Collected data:
[Start]

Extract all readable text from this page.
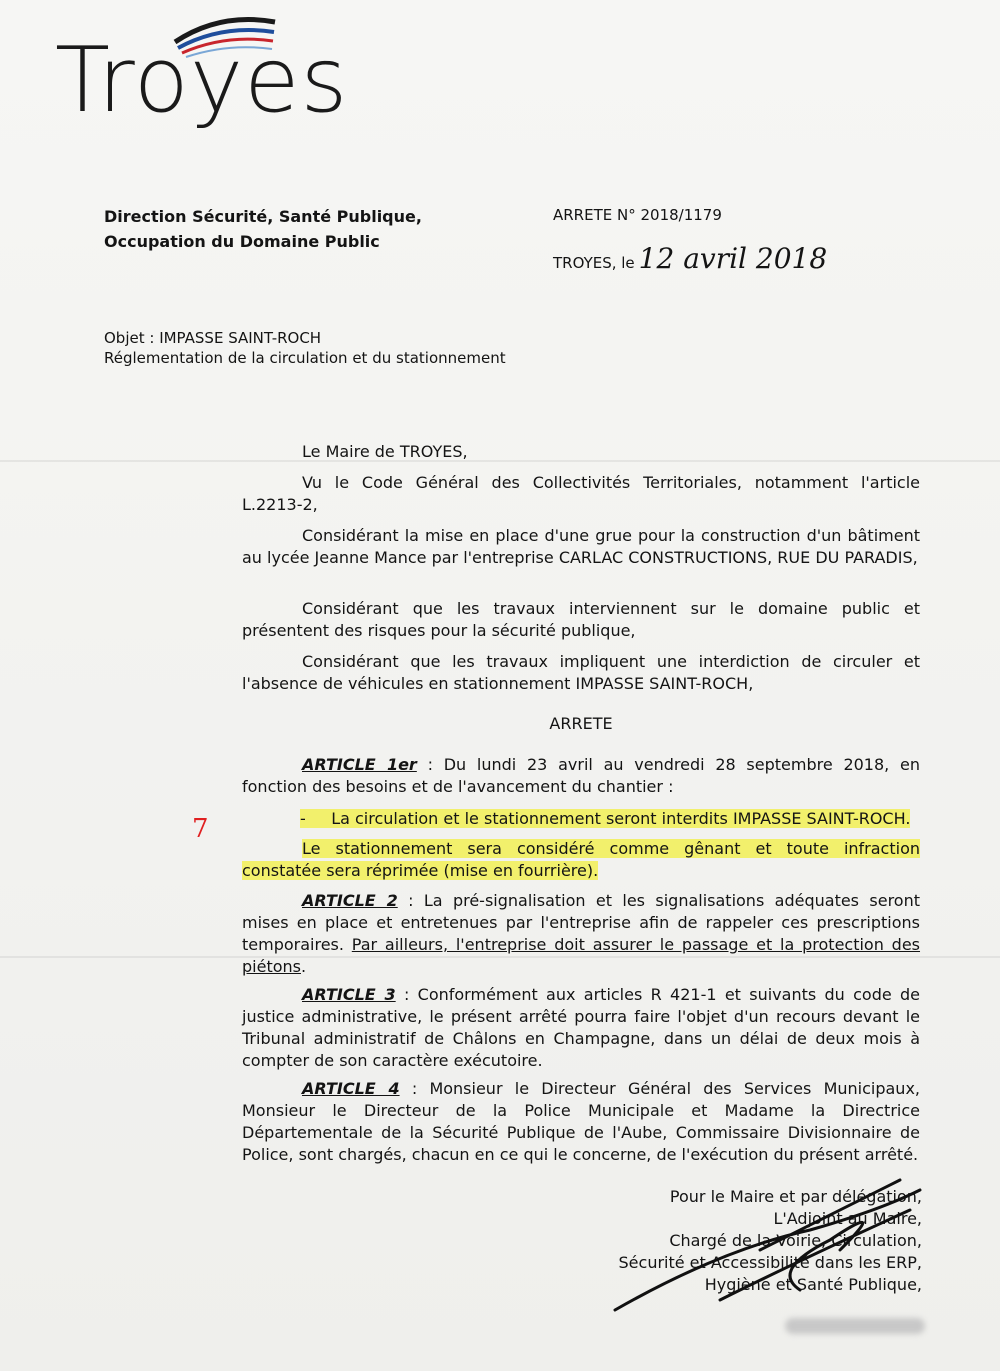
Troyes
Direction Sécurité, Santé Publique,
Occupation du Domaine Public
ARRETE N° 2018/1179
TROYES, le 12 avril 2018
Objet : IMPASSE SAINT-ROCH
Réglementation de la circulation et du stationnement
Le Maire de TROYES,
Vu le Code Général des Collectivités Territoriales, notamment l'article L.2213-2,
Considérant la mise en place d'une grue pour la construction d'un bâtiment au lycée Jeanne Mance par l'entreprise CARLAC CONSTRUCTIONS, RUE DU PARADIS,
Considérant que les travaux interviennent sur le domaine public et présentent des risques pour la sécurité publique,
Considérant que les travaux impliquent une interdiction de circuler et l'absence de véhicules en stationnement IMPASSE SAINT-ROCH,
ARRETE
ARTICLE 1er : Du lundi 23 avril au vendredi 28 septembre 2018, en fonction des besoins et de l'avancement du chantier :
-     La circulation et le stationnement seront interdits IMPASSE SAINT-ROCH.
Le stationnement sera considéré comme gênant et toute infraction constatée sera réprimée (mise en fourrière).
ARTICLE 2 : La pré-signalisation et les signalisations adéquates seront mises en place et entretenues par l'entreprise afin de rappeler ces prescriptions temporaires. Par ailleurs, l'entreprise doit assurer le passage et la protection des piétons.
ARTICLE 3 : Conformément aux articles R 421-1 et suivants du code de justice administrative, le présent arrêté pourra faire l'objet d'un recours devant le Tribunal administratif de Châlons en Champagne, dans un délai de deux mois à compter de son caractère exécutoire.
ARTICLE 4 : Monsieur le Directeur Général des Services Municipaux, Monsieur le Directeur de la Police Municipale et Madame la Directrice Départementale de la Sécurité Publique de l'Aube, Commissaire Divisionnaire de Police, sont chargés, chacun en ce qui le concerne, de l'exécution du présent arrêté.
7
Pour le Maire et par délégation,
L'Adjoint au Maire,
Chargé de la Voirie, Circulation,
Sécurité et Accessibilité dans les ERP,
Hygiène et Santé Publique,
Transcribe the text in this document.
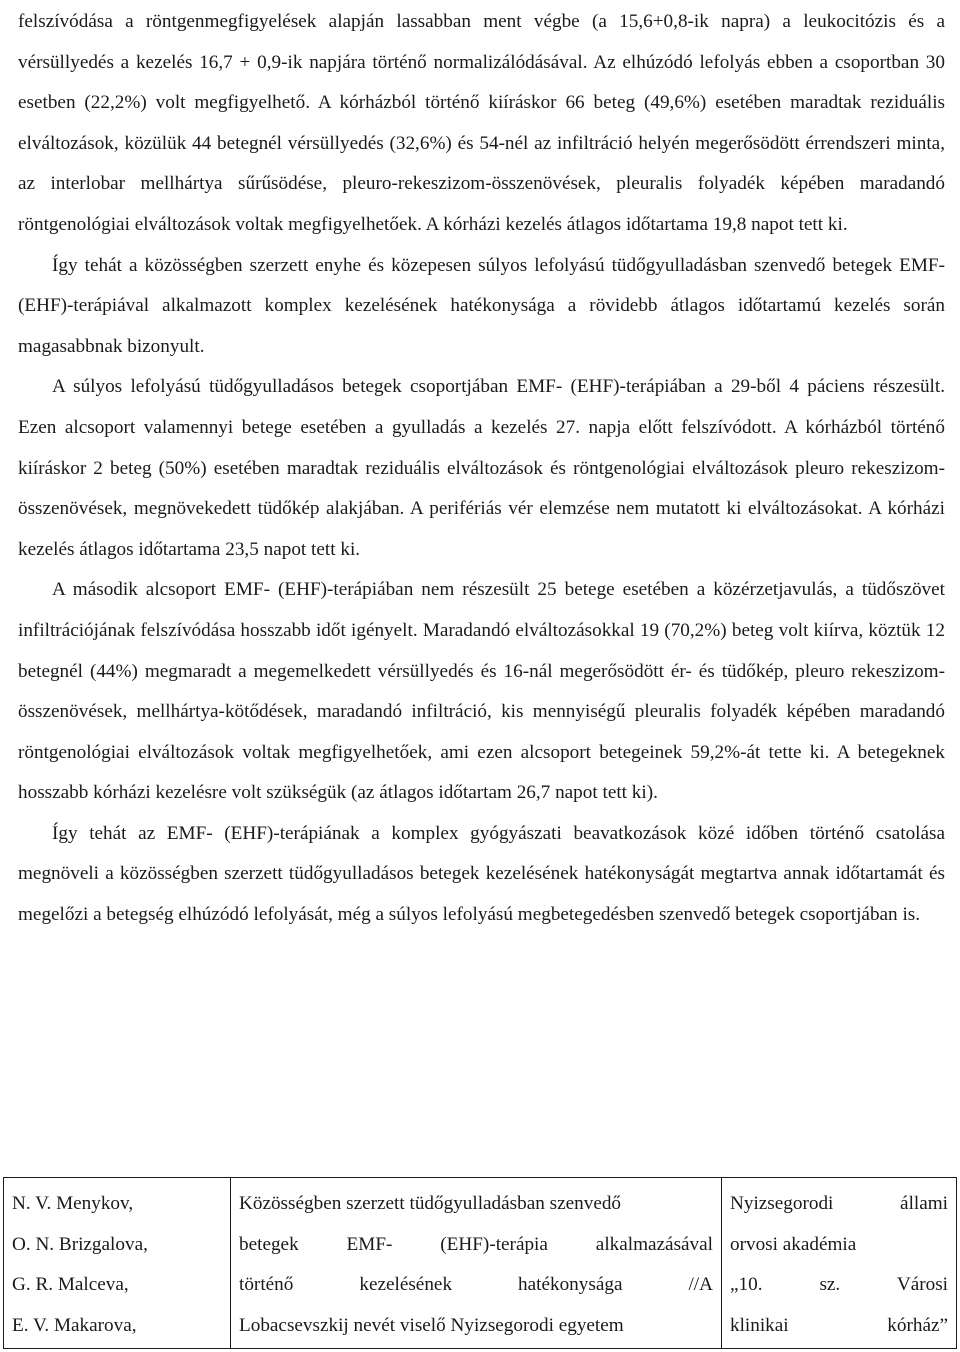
felszívódása a röntgenmegfigyelések alapján lassabban ment végbe (a 15,6+0,8-ik napra) a leukocitózis és a vérsüllyedés a kezelés 16,7 + 0,9-ik napjára történő normalizálódásával. Az elhúzódó lefolyás ebben a csoportban 30 esetben (22,2%) volt megfigyelhető. A kórházból történő kiíráskor 66 beteg (49,6%) esetében maradtak reziduális elváltozások, közülük 44 betegnél vérsüllyedés (32,6%) és 54-nél az infiltráció helyén megerősödött érrendszeri minta, az interlobar mellhártya sűrűsödése, pleuro-rekeszizom-összenövések, pleuralis folyadék képében maradandó röntgenológiai elváltozások voltak megfigyelhetőek. A kórházi kezelés átlagos időtartama 19,8 napot tett ki.

Így tehát a közösségben szerzett enyhe és közepesen súlyos lefolyású tüdőgyulladásban szenvedő betegek EMF- (EHF)-terápiával alkalmazott komplex kezelésének hatékonysága a rövidebb átlagos időtartamú kezelés során magasabbnak bizonyult.

A súlyos lefolyású tüdőgyulladásos betegek csoportjában EMF- (EHF)-terápiában a 29-ből 4 páciens részesült. Ezen alcsoport valamennyi betege esetében a gyulladás a kezelés 27. napja előtt felszívódott. A kórházból történő kiíráskor 2 beteg (50%) esetében maradtak reziduális elváltozások és röntgenológiai elváltozások pleuro rekeszizom-összenövések, megnövekedett tüdőkép alakjában. A perifériás vér elemzése nem mutatott ki elváltozásokat. A kórházi kezelés átlagos időtartama 23,5 napot tett ki.

A második alcsoport EMF- (EHF)-terápiában nem részesült 25 betege esetében a közérzetjavulás, a tüdőszövet infiltrációjának felszívódása hosszabb időt igényelt. Maradandó elváltozásokkal 19 (70,2%) beteg volt kiírva, köztük 12 betegnél (44%) megmaradt a megemelkedett vérsüllyedés és 16-nál megerősödött ér- és tüdőkép, pleuro rekeszizom-összenövések, mellhártya-kötődések, maradandó infiltráció, kis mennyiségű pleuralis folyadék képében maradandó röntgenológiai elváltozások voltak megfigyelhetőek, ami ezen alcsoport betegeinek 59,2%-át tette ki. A betegeknek hosszabb kórházi kezelésre volt szükségük (az átlagos időtartam 26,7 napot tett ki).

Így tehát az EMF- (EHF)-terápiának a komplex gyógyászati beavatkozások közé időben történő csatolása megnöveli a közösségben szerzett tüdőgyulladásos betegek kezelésének hatékonyságát megtartva annak időtartamát és megelőzi a betegség elhúzódó lefolyását, még a súlyos lefolyású megbetegedésben szenvedő betegek csoportjában is.

N. V. Menykov,
O. N. Brizgalova,
G. R. Malceva,
E. V. Makarova,

Közösségben szerzett tüdőgyulladásban szenvedő
betegek EMF- (EHF)-terápia alkalmazásával
történő kezelésének hatékonysága //A
Lobacsevszkij nevét viselő Nyizsegorodi egyetem

Nyizsegorodi állami
orvosi akadémia
„10. sz. Városi
klinikai kórház”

[End]

__Short problem__.
Leave out the pictures and give the listing above again exactly.

__Exercise response__.
Extract all readable text from this page.
Troyes
Direction Sécurité, Santé Publique,
Occupation du Domaine Public
ARRETE N° 2018/1179
TROYES, le 12 avril 2018
Objet : IMPASSE SAINT-ROCH
Réglementation de la circulation et du stationnement
Le Maire de TROYES,
Vu le Code Général des Collectivités Territoriales, notamment l'article L.2213-2,
Considérant la mise en place d'une grue pour la construction d'un bâtiment au lycée Jeanne Mance par l'entreprise CARLAC CONSTRUCTIONS, RUE DU PARADIS,
Considérant que les travaux interviennent sur le domaine public et présentent des risques pour la sécurité publique,
Considérant que les travaux impliquent une interdiction de circuler et l'absence de véhicules en stationnement IMPASSE SAINT-ROCH,
ARRETE
ARTICLE 1er : Du lundi 23 avril au vendredi 28 septembre 2018, en fonction des besoins et de l'avancement du chantier :
-     La circulation et le stationnement seront interdits IMPASSE SAINT-ROCH.
Le stationnement sera considéré comme gênant et toute infraction constatée sera réprimée (mise en fourrière).
ARTICLE 2 : La pré-signalisation et les signalisations adéquates seront mises en place et entretenues par l'entreprise afin de rappeler ces prescriptions temporaires. Par ailleurs, l'entreprise doit assurer le passage et la protection des piétons.
ARTICLE 3 : Conformément aux articles R 421-1 et suivants du code de justice administrative, le présent arrêté pourra faire l'objet d'un recours devant le Tribunal administratif de Châlons en Champagne, dans un délai de deux mois à compter de son caractère exécutoire.
ARTICLE 4 : Monsieur le Directeur Général des Services Municipaux, Monsieur le Directeur de la Police Municipale et Madame la Directrice Départementale de la Sécurité Publique de l'Aube, Commissaire Divisionnaire de Police, sont chargés, chacun en ce qui le concerne, de l'exécution du présent arrêté.
7
Pour le Maire et par délégation,
L'Adjoint au Maire,
Chargé de la Voirie, Circulation,
Sécurité et Accessibilité dans les ERP,
Hygiène et Santé Publique,
Transcribe the text in this document.
felszívódása a röntgenmegfigyelések alapján lassabban ment végbe (a 15,6+0,8-ik napra) a leukocitózis és a vérsüllyedés a kezelés 16,7 + 0,9-ik napjára történő normalizálódásával. Az elhúzódó lefolyás ebben a csoportban 30 esetben (22,2%) volt megfigyelhető. A kórházból történő kiíráskor 66 beteg (49,6%) esetében maradtak reziduális elváltozások, közülük 44 betegnél vérsüllyedés (32,6%) és 54-nél az infiltráció helyén megerősödött érrendszeri minta, az interlobar mellhártya sűrűsödése, pleuro-rekeszizom-összenövések, pleuralis folyadék képében maradandó röntgenológiai elváltozások voltak megfigyelhetőek. A kórházi kezelés átlagos időtartama 19,8 napot tett ki.

Így tehát a közösségben szerzett enyhe és közepesen súlyos lefolyású tüdőgyulladásban szenvedő betegek EMF- (EHF)-terápiával alkalmazott komplex kezelésének hatékonysága a rövidebb átlagos időtartamú kezelés során magasabbnak bizonyult.

A súlyos lefolyású tüdőgyulladásos betegek csoportjában EMF- (EHF)-terápiában a 29-ből 4 páciens részesült. Ezen alcsoport valamennyi betege esetében a gyulladás a kezelés 27. napja előtt felszívódott. A kórházból történő kiíráskor 2 beteg (50%) esetében maradtak reziduális elváltozások és röntgenológiai elváltozások pleuro rekeszizom-összenövések, megnövekedett tüdőkép alakjában. A perifériás vér elemzése nem mutatott ki elváltozásokat. A kórházi kezelés átlagos időtartama 23,5 napot tett ki.

A második alcsoport EMF- (EHF)-terápiában nem részesült 25 betege esetében a közérzetjavulás, a tüdőszövet infiltrációjának felszívódása hosszabb időt igényelt. Maradandó elváltozásokkal 19 (70,2%) beteg volt kiírva, köztük 12 betegnél (44%) megmaradt a megemelkedett vérsüllyedés és 16-nál megerősödött ér- és tüdőkép, pleuro rekeszizom-összenövések, mellhártya-kötődések, maradandó infiltráció, kis mennyiségű pleuralis folyadék képében maradandó röntgenológiai elváltozások voltak megfigyelhetőek, ami ezen alcsoport betegeinek 59,2%-át tette ki. A betegeknek hosszabb kórházi kezelésre volt szükségük (az átlagos időtartam 26,7 napot tett ki).

Így tehát az EMF- (EHF)-terápiának a komplex gyógyászati beavatkozások közé időben történő csatolása megnöveli a közösségben szerzett tüdőgyulladásos betegek kezelésének hatékonyságát megtartva annak időtartamát és megelőzi a betegség elhúzódó lefolyását, még a súlyos lefolyású megbetegedésben szenvedő betegek csoportjában is.

N. V. Menykov,
O. N. Brizgalova,
G. R. Malceva,
E. V. Makarova,

Közösségben szerzett tüdőgyulladásban szenvedő
betegek EMF- (EHF)-terápia alkalmazásával
történő kezelésének hatékonysága //A
Lobacsevszkij nevét viselő Nyizsegorodi egyetem

Nyizsegorodi állami
orvosi akadémia
„10. sz. Városi
klinikai kórház”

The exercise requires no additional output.